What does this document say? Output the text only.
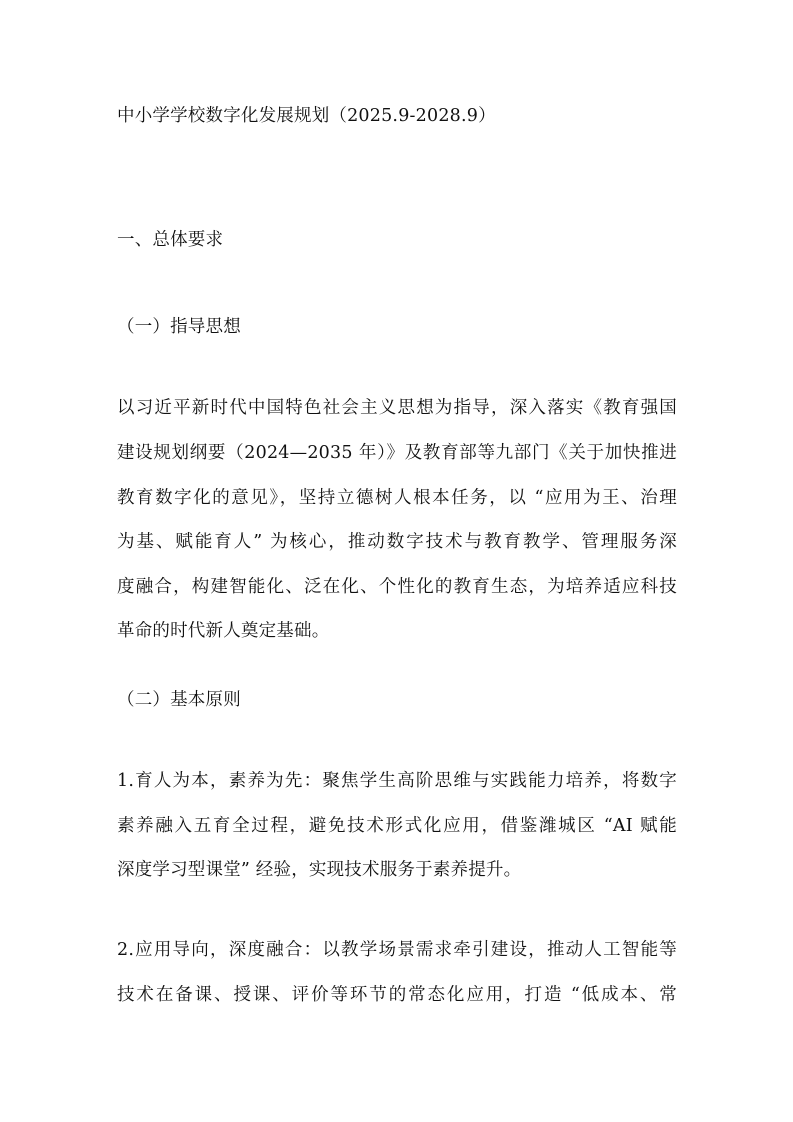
中小学学校数字化发展规划（2025.9-2028.9）
一、总体要求
（一）指导思想
以习近平新时代中国特色社会主义思想为指导，深入落实《教育强国
建设规划纲要（2024—2035 年）》及教育部等九部门《关于加快推进
教育数字化的意见》，坚持立德树人根本任务，以 “应用为王、治理
为基、赋能育人” 为核心，推动数字技术与教育教学、管理服务深
度融合，构建智能化、泛在化、个性化的教育生态，为培养适应科技
革命的时代新人奠定基础。
（二）基本原则
1.育人为本，素养为先：聚焦学生高阶思维与实践能力培养，将数字
素养融入五育全过程，避免技术形式化应用，借鉴潍城区 “AI 赋能
深度学习型课堂” 经验，实现技术服务于素养提升。
2.应用导向，深度融合：以教学场景需求牵引建设，推动人工智能等
技术在备课、授课、评价等环节的常态化应用，打造 “低成本、常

-=-=-=-=-

# EXERCISE BRIEF
Your copy should repeat each entry above exactly but contain no pictures.

# SOLUTION TO THIS EXERCISE
What does this document say? Output the text only.
中小学学校数字化发展规划（2025.9-2028.9）
一、总体要求
（一）指导思想
以习近平新时代中国特色社会主义思想为指导，深入落实《教育强国
建设规划纲要（2024—2035 年）》及教育部等九部门《关于加快推进
教育数字化的意见》，坚持立德树人根本任务，以 “应用为王、治理
为基、赋能育人” 为核心，推动数字技术与教育教学、管理服务深
度融合，构建智能化、泛在化、个性化的教育生态，为培养适应科技
革命的时代新人奠定基础。
（二）基本原则
1.育人为本，素养为先：聚焦学生高阶思维与实践能力培养，将数字
素养融入五育全过程，避免技术形式化应用，借鉴潍城区 “AI 赋能
深度学习型课堂” 经验，实现技术服务于素养提升。
2.应用导向，深度融合：以教学场景需求牵引建设，推动人工智能等
技术在备课、授课、评价等环节的常态化应用，打造 “低成本、常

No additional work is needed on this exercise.